══ INPUT DATA ══
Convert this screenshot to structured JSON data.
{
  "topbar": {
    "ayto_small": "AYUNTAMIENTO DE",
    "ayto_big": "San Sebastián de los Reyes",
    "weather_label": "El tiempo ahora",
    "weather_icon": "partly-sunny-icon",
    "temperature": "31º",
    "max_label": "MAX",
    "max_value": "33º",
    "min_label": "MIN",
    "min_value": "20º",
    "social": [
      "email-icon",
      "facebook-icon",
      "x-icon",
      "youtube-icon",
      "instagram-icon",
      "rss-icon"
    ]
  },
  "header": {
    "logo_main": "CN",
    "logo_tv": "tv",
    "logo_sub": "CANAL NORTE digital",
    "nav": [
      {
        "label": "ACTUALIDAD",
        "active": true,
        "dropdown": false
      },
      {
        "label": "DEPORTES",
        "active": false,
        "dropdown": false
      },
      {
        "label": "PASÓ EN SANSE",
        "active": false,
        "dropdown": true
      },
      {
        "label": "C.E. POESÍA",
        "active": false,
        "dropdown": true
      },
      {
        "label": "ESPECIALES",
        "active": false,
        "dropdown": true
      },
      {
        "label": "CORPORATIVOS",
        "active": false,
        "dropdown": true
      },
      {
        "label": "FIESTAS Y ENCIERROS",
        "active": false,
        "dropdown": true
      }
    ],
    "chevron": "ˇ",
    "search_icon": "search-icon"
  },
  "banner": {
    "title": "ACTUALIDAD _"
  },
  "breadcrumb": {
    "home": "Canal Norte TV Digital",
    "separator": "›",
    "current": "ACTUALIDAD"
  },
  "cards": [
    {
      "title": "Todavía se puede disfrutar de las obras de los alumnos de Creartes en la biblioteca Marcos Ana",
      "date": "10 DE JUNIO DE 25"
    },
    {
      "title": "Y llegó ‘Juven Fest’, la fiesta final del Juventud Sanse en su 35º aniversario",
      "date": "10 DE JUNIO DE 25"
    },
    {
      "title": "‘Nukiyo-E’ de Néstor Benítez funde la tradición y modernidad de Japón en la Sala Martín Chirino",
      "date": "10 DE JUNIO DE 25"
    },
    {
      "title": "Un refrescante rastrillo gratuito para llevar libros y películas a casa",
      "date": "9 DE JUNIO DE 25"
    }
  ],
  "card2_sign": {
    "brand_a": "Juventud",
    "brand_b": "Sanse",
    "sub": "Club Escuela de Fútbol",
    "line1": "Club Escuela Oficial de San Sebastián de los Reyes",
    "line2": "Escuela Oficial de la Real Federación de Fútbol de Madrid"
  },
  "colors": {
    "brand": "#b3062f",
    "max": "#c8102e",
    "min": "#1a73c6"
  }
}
═══
WHAT TO PRODUCE
Give the entries once more, exactly as they appear.

EXERCISE RESULT
Convert this screenshot to structured JSON data.
{
  "topbar": {
    "ayto_small": "AYUNTAMIENTO DE",
    "ayto_big": "San Sebastián de los Reyes",
    "weather_label": "El tiempo ahora",
    "weather_icon": "partly-sunny-icon",
    "temperature": "31º",
    "max_label": "MAX",
    "max_value": "33º",
    "min_label": "MIN",
    "min_value": "20º",
    "social": [
      "email-icon",
      "facebook-icon",
      "x-icon",
      "youtube-icon",
      "instagram-icon",
      "rss-icon"
    ]
  },
  "header": {
    "logo_main": "CN",
    "logo_tv": "tv",
    "logo_sub": "CANAL NORTE digital",
    "nav": [
      {
        "label": "ACTUALIDAD",
        "active": true,
        "dropdown": false
      },
      {
        "label": "DEPORTES",
        "active": false,
        "dropdown": false
      },
      {
        "label": "PASÓ EN SANSE",
        "active": false,
        "dropdown": true
      },
      {
        "label": "C.E. POESÍA",
        "active": false,
        "dropdown": true
      },
      {
        "label": "ESPECIALES",
        "active": false,
        "dropdown": true
      },
      {
        "label": "CORPORATIVOS",
        "active": false,
        "dropdown": true
      },
      {
        "label": "FIESTAS Y ENCIERROS",
        "active": false,
        "dropdown": true
      }
    ],
    "chevron": "ˇ",
    "search_icon": "search-icon"
  },
  "banner": {
    "title": "ACTUALIDAD _"
  },
  "breadcrumb": {
    "home": "Canal Norte TV Digital",
    "separator": "›",
    "current": "ACTUALIDAD"
  },
  "cards": [
    {
      "title": "Todavía se puede disfrutar de las obras de los alumnos de Creartes en la biblioteca Marcos Ana",
      "date": "10 DE JUNIO DE 25"
    },
    {
      "title": "Y llegó ‘Juven Fest’, la fiesta final del Juventud Sanse en su 35º aniversario",
      "date": "10 DE JUNIO DE 25"
    },
    {
      "title": "‘Nukiyo-E’ de Néstor Benítez funde la tradición y modernidad de Japón en la Sala Martín Chirino",
      "date": "10 DE JUNIO DE 25"
    },
    {
      "title": "Un refrescante rastrillo gratuito para llevar libros y películas a casa",
      "date": "9 DE JUNIO DE 25"
    }
  ],
  "card2_sign": {
    "brand_a": "Juventud",
    "brand_b": "Sanse",
    "sub": "Club Escuela de Fútbol",
    "line1": "Club Escuela Oficial de San Sebastián de los Reyes",
    "line2": "Escuela Oficial de la Real Federación de Fútbol de Madrid"
  },
  "colors": {
    "brand": "#b3062f",
    "max": "#c8102e",
    "min": "#1a73c6"
  }
}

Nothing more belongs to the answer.